To further evaluate the dynamical behavior, we calculate the asymptotic growth rate, denoted by $\mathrm{K}$, as follows:

$$\mathrm{K}=\mathrm{median}\left({\mathrm{K}}_s\right),$$

(26)

where each ${\mathrm{K}}_s$ is determined using the correlation coefficient formula:

$${\mathrm{K}}_s={\displaystyle \frac{\mathrm{cov}({\varphi }_1,{\varphi }_2)}{\sqrt{\mathrm{var}\left({\varphi }_1\right)\mathrm{var}\left({\varphi }_2\right)}}}\in [-1,1],$$

(27)

with ${\varphi }_1=\{1,2,\dots ,m_{\mathrm{cut}}\}$ and ${\varphi }_2=\{{\mathcal{M}}_s\left(1\right),{\mathcal{M}}_s\left(2\right),\dots ,{\mathcal{M}}_s\left(m\right)\}$. Here, $m_{\mathrm{cut}}=\mathrm{round}(M/10)$ represents a truncation threshold. The variance and covariance of the vectors x and y, each of length $\overline{m}$, calculated as

$$\mathrm{cov}(x,y)={\displaystyle \frac{1}{\overline{m}}}\sum _{i=1}^{\overline{m}}(x\left(i\right)-\overline{x})(y\left(i\right)-\overline{y}),\overline{x}={\displaystyle \frac{1}{\overline{m}}}\sum _{j=1}^{\overline{m}}x\left(j\right),\mathrm{var}\left(x\right)=\mathrm{cov}(x,x).$$

An increasing trend in ${\mathcal{M}}_s$ indicates a shift toward chaotic dynamics, where the value of $\mathrm{K}$ tends to 1. Conversely, in non-chaotic regimes (periodic or quasi-periodic), $\mathrm{K}$ remains close to 0, assuming the boundedness of ${\mathcal{M}}_s$. In the $(D_s,T_s)$-plane, bounded motion implies regular behavior, while a diffusion-like trajectory, akin to Brownian motion, signals chaos.

Example 3.

## Stated problem 1
Reproduce verbatim the part of the passage on the asymptotic growth rate starting at "An increasing trend" and ending at "motion, signals chaos.".
## Stated problem 2
In the passage on the asymptotic growth rate, what does a diffusion-like trajectory signal?

## Provided information
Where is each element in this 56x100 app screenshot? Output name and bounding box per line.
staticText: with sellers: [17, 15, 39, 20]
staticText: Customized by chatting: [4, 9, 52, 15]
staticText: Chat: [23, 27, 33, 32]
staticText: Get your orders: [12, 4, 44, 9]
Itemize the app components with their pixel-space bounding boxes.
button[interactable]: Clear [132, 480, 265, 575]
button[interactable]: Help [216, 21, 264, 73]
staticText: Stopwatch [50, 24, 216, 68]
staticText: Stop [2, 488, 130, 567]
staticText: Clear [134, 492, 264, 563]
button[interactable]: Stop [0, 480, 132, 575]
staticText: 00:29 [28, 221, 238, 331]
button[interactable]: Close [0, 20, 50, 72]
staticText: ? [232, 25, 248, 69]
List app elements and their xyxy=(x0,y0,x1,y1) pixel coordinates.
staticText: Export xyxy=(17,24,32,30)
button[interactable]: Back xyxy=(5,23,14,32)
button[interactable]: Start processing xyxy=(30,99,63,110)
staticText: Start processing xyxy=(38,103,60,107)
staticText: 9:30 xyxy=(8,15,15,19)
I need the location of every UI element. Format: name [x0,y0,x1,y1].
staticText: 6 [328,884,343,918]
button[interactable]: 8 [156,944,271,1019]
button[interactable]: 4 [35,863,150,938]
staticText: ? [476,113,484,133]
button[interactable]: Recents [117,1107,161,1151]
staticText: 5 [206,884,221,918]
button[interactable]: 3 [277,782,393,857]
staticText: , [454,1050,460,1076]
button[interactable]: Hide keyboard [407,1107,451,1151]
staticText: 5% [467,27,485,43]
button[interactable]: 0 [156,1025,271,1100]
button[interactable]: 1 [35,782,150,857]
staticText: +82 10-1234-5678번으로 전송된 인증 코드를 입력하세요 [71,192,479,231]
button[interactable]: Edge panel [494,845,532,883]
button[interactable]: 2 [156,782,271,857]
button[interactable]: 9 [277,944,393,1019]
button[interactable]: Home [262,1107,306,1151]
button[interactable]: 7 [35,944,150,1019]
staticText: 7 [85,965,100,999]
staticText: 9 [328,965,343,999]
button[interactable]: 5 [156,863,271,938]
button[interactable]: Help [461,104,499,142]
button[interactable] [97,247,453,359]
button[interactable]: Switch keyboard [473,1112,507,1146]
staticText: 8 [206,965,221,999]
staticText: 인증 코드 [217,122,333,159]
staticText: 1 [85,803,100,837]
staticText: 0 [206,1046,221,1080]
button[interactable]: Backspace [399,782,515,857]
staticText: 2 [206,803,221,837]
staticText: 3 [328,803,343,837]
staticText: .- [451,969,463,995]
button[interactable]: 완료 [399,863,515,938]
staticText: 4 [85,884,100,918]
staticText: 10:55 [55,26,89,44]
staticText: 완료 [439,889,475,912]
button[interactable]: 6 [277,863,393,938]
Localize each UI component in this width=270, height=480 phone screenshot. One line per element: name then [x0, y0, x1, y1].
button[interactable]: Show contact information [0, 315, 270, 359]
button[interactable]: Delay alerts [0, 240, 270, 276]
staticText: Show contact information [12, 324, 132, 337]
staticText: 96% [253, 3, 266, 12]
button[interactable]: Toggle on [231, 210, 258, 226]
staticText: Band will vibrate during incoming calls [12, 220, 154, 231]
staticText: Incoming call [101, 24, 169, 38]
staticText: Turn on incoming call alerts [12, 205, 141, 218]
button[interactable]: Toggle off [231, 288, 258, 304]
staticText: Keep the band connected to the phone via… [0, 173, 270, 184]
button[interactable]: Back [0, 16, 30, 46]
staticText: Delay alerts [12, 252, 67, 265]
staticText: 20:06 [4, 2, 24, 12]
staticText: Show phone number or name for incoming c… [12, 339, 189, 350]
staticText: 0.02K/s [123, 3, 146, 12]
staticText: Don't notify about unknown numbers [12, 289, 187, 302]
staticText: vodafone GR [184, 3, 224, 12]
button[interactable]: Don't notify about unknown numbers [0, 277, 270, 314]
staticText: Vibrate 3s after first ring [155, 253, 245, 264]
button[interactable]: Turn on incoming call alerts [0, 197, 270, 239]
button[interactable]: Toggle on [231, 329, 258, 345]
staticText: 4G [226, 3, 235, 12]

## Expected answer 1
An increasing trend in ${\mathcal{M}}_s$ indicates a shift toward chaotic dynamics, where the value of $\mathrm{K}$ tends to 1. Conversely, in non-chaotic regimes (periodic or quasi-periodic), $\mathrm{K}$ remains close to 0, assuming the boundedness of ${\mathcal{M}}_s$. In the $(D_s,T_s)$-plane, bounded motion implies regular behavior, while a diffusion-like trajectory, akin to Brownian motion, signals chaos.

## Expected answer 2
It signals chaos.